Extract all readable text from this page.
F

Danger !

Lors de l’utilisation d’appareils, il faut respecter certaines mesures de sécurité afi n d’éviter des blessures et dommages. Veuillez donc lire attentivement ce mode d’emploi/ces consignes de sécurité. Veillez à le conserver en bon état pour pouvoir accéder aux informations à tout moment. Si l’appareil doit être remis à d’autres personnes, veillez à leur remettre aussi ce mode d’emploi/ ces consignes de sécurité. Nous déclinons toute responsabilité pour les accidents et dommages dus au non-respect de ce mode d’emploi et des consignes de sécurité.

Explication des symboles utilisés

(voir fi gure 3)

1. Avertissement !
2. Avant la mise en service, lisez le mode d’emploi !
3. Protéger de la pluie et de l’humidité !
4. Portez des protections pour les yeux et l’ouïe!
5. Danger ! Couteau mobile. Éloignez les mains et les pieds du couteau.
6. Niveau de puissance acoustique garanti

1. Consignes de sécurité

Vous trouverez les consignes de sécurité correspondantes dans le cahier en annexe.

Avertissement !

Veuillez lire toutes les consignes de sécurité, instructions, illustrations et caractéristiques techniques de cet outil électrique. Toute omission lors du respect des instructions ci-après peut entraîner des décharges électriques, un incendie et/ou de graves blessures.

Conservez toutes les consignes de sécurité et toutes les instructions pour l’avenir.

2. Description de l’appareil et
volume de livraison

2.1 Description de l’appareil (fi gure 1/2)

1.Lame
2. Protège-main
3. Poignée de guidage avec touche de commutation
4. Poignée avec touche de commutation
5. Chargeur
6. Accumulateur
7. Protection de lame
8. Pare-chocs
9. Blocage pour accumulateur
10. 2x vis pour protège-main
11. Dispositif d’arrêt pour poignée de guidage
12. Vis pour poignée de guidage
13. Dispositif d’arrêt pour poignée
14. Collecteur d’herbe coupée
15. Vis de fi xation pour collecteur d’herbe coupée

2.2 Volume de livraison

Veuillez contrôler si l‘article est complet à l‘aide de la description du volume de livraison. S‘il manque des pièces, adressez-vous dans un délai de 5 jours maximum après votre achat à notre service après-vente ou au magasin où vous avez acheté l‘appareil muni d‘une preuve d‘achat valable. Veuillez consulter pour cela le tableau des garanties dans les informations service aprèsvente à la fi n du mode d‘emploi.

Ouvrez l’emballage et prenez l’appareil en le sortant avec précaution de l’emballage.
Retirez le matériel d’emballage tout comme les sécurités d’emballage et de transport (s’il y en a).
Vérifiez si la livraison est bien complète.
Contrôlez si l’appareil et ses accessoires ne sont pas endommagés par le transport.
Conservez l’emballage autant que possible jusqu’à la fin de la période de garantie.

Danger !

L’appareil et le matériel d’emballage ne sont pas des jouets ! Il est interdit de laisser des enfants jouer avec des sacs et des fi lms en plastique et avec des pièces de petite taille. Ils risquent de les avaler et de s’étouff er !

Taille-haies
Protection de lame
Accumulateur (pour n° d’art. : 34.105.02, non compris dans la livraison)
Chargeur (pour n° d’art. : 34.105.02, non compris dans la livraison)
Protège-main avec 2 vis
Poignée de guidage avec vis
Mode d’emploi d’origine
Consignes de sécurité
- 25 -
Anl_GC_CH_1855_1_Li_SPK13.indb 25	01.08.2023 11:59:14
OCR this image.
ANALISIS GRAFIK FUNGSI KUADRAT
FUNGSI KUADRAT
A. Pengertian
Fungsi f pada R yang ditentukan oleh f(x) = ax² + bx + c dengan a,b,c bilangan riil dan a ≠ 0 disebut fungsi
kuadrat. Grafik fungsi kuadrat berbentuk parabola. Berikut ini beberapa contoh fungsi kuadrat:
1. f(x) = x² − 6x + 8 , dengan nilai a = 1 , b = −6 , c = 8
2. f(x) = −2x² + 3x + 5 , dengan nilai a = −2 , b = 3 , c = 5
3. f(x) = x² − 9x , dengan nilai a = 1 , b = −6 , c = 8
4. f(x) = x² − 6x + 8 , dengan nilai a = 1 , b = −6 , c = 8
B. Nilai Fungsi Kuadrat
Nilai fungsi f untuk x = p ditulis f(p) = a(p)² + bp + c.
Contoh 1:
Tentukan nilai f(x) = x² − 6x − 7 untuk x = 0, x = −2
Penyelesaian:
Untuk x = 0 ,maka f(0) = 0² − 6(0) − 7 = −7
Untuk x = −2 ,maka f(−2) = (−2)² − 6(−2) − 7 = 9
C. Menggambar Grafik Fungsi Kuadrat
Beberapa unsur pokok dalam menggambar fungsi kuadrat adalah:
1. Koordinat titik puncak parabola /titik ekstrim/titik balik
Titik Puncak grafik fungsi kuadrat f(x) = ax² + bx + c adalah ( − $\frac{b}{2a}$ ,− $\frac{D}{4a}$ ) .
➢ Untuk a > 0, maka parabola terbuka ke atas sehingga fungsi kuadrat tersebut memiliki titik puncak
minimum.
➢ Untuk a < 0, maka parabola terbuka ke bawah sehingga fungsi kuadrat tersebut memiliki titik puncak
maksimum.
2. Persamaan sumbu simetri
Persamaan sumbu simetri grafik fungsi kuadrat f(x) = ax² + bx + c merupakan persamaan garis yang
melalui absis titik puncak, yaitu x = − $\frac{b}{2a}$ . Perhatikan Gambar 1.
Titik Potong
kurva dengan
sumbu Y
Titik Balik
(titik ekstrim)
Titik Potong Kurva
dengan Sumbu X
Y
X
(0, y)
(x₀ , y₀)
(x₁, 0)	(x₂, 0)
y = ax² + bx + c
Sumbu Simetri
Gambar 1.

- _PROBLEM TO SOLVE_
Reproduce every record above exactly as it appears.

- _WRITTEN ANSWER_
Extract all readable text from this page.
F

Danger !

Lors de l’utilisation d’appareils, il faut respecter certaines mesures de sécurité afi n d’éviter des blessures et dommages. Veuillez donc lire attentivement ce mode d’emploi/ces consignes de sécurité. Veillez à le conserver en bon état pour pouvoir accéder aux informations à tout moment. Si l’appareil doit être remis à d’autres personnes, veillez à leur remettre aussi ce mode d’emploi/ ces consignes de sécurité. Nous déclinons toute responsabilité pour les accidents et dommages dus au non-respect de ce mode d’emploi et des consignes de sécurité.

Explication des symboles utilisés

(voir fi gure 3)

1. Avertissement !
2. Avant la mise en service, lisez le mode d’emploi !
3. Protéger de la pluie et de l’humidité !
4. Portez des protections pour les yeux et l’ouïe!
5. Danger ! Couteau mobile. Éloignez les mains et les pieds du couteau.
6. Niveau de puissance acoustique garanti

1. Consignes de sécurité

Vous trouverez les consignes de sécurité correspondantes dans le cahier en annexe.

Avertissement !

Veuillez lire toutes les consignes de sécurité, instructions, illustrations et caractéristiques techniques de cet outil électrique. Toute omission lors du respect des instructions ci-après peut entraîner des décharges électriques, un incendie et/ou de graves blessures.

Conservez toutes les consignes de sécurité et toutes les instructions pour l’avenir.

2. Description de l’appareil et
volume de livraison

2.1 Description de l’appareil (fi gure 1/2)

1.Lame
2. Protège-main
3. Poignée de guidage avec touche de commutation
4. Poignée avec touche de commutation
5. Chargeur
6. Accumulateur
7. Protection de lame
8. Pare-chocs
9. Blocage pour accumulateur
10. 2x vis pour protège-main
11. Dispositif d’arrêt pour poignée de guidage
12. Vis pour poignée de guidage
13. Dispositif d’arrêt pour poignée
14. Collecteur d’herbe coupée
15. Vis de fi xation pour collecteur d’herbe coupée

2.2 Volume de livraison

Veuillez contrôler si l‘article est complet à l‘aide de la description du volume de livraison. S‘il manque des pièces, adressez-vous dans un délai de 5 jours maximum après votre achat à notre service après-vente ou au magasin où vous avez acheté l‘appareil muni d‘une preuve d‘achat valable. Veuillez consulter pour cela le tableau des garanties dans les informations service aprèsvente à la fi n du mode d‘emploi.

Ouvrez l’emballage et prenez l’appareil en le sortant avec précaution de l’emballage.
Retirez le matériel d’emballage tout comme les sécurités d’emballage et de transport (s’il y en a).
Vérifiez si la livraison est bien complète.
Contrôlez si l’appareil et ses accessoires ne sont pas endommagés par le transport.
Conservez l’emballage autant que possible jusqu’à la fin de la période de garantie.

Danger !

L’appareil et le matériel d’emballage ne sont pas des jouets ! Il est interdit de laisser des enfants jouer avec des sacs et des fi lms en plastique et avec des pièces de petite taille. Ils risquent de les avaler et de s’étouff er !

Taille-haies
Protection de lame
Accumulateur (pour n° d’art. : 34.105.02, non compris dans la livraison)
Chargeur (pour n° d’art. : 34.105.02, non compris dans la livraison)
Protège-main avec 2 vis
Poignée de guidage avec vis
Mode d’emploi d’origine
Consignes de sécurité
- 25 -
Anl_GC_CH_1855_1_Li_SPK13.indb 25	01.08.2023 11:59:14
OCR this image.
ANALISIS GRAFIK FUNGSI KUADRAT
FUNGSI KUADRAT
A. Pengertian
Fungsi f pada R yang ditentukan oleh f(x) = ax² + bx + c dengan a,b,c bilangan riil dan a ≠ 0 disebut fungsi
kuadrat. Grafik fungsi kuadrat berbentuk parabola. Berikut ini beberapa contoh fungsi kuadrat:
1. f(x) = x² − 6x + 8 , dengan nilai a = 1 , b = −6 , c = 8
2. f(x) = −2x² + 3x + 5 , dengan nilai a = −2 , b = 3 , c = 5
3. f(x) = x² − 9x , dengan nilai a = 1 , b = −6 , c = 8
4. f(x) = x² − 6x + 8 , dengan nilai a = 1 , b = −6 , c = 8
B. Nilai Fungsi Kuadrat
Nilai fungsi f untuk x = p ditulis f(p) = a(p)² + bp + c.
Contoh 1:
Tentukan nilai f(x) = x² − 6x − 7 untuk x = 0, x = −2
Penyelesaian:
Untuk x = 0 ,maka f(0) = 0² − 6(0) − 7 = −7
Untuk x = −2 ,maka f(−2) = (−2)² − 6(−2) − 7 = 9
C. Menggambar Grafik Fungsi Kuadrat
Beberapa unsur pokok dalam menggambar fungsi kuadrat adalah:
1. Koordinat titik puncak parabola /titik ekstrim/titik balik
Titik Puncak grafik fungsi kuadrat f(x) = ax² + bx + c adalah ( − $\frac{b}{2a}$ ,− $\frac{D}{4a}$ ) .
➢ Untuk a > 0, maka parabola terbuka ke atas sehingga fungsi kuadrat tersebut memiliki titik puncak
minimum.
➢ Untuk a < 0, maka parabola terbuka ke bawah sehingga fungsi kuadrat tersebut memiliki titik puncak
maksimum.
2. Persamaan sumbu simetri
Persamaan sumbu simetri grafik fungsi kuadrat f(x) = ax² + bx + c merupakan persamaan garis yang
melalui absis titik puncak, yaitu x = − $\frac{b}{2a}$ . Perhatikan Gambar 1.
Titik Potong
kurva dengan
sumbu Y
Titik Balik
(titik ekstrim)
Titik Potong Kurva
dengan Sumbu X
Y
X
(0, y)
(x₀ , y₀)
(x₁, 0)	(x₂, 0)
y = ax² + bx + c
Sumbu Simetri
Gambar 1.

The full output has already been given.